### EXCERPTED PASSAGE
= Michael Kibbe =

American classical composer

Michael Kibbe (born 1945) is an American contemporary classical music composer born in San Diego, California. He has composed over 240 concert works and created numerous arrangements. His writing covers many musical styles, encompassing tonal, modal and non-diatonic languages. His style typically incorporates modern structures, but in a way that is still accessible to all kinds of classical listeners. There are influences of American composer Gershwin in the Serenade Number 2 for two clarinets that seem at once blues, jazz and classical. Some of his writings have been compared to work by Prokofiev.

== Compositions ==
At the core of his output are the 14 wind quintets, several works for solo woodwind with strings, and numerous other chamber music pieces for winds, strings, keyboards and percussion. Three Sonatas for bass clarinet and piano have also proven popular with clarinetists. His work also encompasses larger forms: over a dozen concertos and works for band, orchestra and chorus. His Humboldt Currents Brass Octet (3 trumpets in B flat, horn, three trombones, and tuba), is a work in three movements.

His works have been played throughout the United States, Europe, Russia, Mexico, China and Israel by both professional and University orchestral and chamber groups. Recent performances have been by the San Fernando Valley Symphony, the Eureka Symphony Orchestra, Humboldt State University Concert Band and the University of Texas Pan American Cello Festival. Many of his works have been performed on radio and published on music CDs.

== Commissioned pieces ==
Kibbe has written pieces on commission for the Cultural Affairs Department of the City of Los Angeles, Humboldt State University Concert Band, Pacific Serenades (Los Angeles), the Jewel City Flute Choir (Glendale, CA) and the Buffalo-Niagara Concert Band, among others. In 1988, Kibbe won the Debussy Trio Award for best composer by the National Association of Composers in a national competition.

### DATA SHOWN

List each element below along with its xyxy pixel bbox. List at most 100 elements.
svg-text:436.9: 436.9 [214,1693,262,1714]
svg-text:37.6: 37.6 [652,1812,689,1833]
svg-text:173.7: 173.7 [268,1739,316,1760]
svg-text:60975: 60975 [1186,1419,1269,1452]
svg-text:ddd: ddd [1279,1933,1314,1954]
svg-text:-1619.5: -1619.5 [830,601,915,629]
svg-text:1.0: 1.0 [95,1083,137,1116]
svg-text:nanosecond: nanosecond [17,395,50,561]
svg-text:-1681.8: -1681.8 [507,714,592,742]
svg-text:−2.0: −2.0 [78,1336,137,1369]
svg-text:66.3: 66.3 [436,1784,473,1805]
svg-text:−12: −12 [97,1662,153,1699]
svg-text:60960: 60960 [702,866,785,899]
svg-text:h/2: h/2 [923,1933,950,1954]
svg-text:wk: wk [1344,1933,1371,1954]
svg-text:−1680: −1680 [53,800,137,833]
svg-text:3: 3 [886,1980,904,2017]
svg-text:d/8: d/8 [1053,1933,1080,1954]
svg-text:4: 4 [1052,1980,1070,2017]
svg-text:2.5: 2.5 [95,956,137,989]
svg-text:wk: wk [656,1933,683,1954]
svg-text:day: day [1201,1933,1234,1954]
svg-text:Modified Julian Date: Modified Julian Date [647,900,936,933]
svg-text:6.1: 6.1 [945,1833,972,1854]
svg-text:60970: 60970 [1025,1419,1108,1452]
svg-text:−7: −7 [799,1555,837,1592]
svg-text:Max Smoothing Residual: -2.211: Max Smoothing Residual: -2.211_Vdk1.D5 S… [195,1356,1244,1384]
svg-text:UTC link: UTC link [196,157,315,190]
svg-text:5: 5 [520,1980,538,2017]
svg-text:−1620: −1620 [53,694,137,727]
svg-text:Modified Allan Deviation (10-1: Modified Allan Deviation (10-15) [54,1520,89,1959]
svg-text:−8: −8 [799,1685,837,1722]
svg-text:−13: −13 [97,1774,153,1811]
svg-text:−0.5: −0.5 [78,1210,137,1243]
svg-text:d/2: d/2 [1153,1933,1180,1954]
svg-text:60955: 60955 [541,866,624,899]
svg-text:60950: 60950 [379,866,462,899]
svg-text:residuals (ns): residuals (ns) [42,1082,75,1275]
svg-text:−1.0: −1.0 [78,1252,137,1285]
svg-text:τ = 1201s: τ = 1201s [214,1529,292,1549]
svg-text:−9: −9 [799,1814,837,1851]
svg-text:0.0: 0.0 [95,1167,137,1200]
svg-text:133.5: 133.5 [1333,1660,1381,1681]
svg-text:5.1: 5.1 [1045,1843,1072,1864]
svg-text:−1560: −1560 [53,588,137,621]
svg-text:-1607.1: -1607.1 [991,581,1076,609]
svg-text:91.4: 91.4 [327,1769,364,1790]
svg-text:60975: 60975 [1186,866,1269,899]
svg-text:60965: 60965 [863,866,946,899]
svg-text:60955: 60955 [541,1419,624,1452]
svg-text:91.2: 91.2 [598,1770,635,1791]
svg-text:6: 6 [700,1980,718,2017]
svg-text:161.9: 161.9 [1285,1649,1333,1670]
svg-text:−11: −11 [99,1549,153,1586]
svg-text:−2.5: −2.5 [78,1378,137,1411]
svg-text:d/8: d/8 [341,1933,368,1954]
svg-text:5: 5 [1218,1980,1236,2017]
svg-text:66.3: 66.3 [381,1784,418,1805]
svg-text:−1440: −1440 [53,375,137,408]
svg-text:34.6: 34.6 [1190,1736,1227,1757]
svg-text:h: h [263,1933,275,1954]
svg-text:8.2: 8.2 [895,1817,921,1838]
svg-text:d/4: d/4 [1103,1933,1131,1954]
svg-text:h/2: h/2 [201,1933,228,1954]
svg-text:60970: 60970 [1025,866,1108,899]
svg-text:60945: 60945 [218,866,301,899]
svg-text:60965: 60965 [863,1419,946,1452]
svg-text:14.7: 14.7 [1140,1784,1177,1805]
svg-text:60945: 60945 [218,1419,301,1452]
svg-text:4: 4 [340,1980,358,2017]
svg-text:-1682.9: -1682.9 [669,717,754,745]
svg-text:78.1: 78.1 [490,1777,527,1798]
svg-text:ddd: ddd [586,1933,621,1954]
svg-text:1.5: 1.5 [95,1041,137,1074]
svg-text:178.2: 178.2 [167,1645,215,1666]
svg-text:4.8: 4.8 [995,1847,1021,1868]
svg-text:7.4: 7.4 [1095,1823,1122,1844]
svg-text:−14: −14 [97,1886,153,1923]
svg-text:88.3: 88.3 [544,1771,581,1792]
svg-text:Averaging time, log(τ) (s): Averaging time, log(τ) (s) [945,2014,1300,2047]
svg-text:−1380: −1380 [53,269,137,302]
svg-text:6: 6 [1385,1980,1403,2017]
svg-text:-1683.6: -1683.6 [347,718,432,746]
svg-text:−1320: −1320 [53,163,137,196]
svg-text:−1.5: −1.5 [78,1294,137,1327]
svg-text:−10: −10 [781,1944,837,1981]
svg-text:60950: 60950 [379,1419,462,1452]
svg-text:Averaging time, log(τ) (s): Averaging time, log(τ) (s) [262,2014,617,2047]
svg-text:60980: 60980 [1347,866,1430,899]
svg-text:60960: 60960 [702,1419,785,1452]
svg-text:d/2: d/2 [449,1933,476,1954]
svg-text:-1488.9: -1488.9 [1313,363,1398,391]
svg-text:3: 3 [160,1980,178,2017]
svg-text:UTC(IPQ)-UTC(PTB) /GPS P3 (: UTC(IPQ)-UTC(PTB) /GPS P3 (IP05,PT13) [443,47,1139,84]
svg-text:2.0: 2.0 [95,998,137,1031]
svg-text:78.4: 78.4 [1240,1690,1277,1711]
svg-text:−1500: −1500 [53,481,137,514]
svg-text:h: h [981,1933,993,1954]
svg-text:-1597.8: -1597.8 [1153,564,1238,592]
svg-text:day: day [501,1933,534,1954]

### TASK REQUIREMENTS
1. Translate this sentence from the article on Michael Kibbe into Spanish: "Three Sonatas for bass clarinet and piano have also proven popular with clarinetists."
2. Using the article on Michael Kibbe, answer these:
(a) In what city was Kibbe born?
(b) How many wind quintets are at the core of his output?
(c) What award did Kibbe win in 1988?
3. Reproduce the passage from the article on Michael Kibbe starting at "His works have been played" and ending at "on music CDs.".

### ANSWERS FOR THIS EXERCISE
1. Tres sonatas para clarinete bajo y piano también han resultado populares entre los clarinetistas.

2.
(a) San Diego, California
(b) 14
(c) The Debussy Trio Award for best composer, given by the National Association of Composers

3.
His works have been played throughout the United States, Europe, Russia, Mexico, China and Israel by both professional and University orchestral and chamber groups. Recent performances have been by the San Fernando Valley Symphony, the Eureka Symphony Orchestra, Humboldt State University Concert Band and the University of Texas Pan American Cello Festival. Many of his works have been performed on radio and published on music CDs.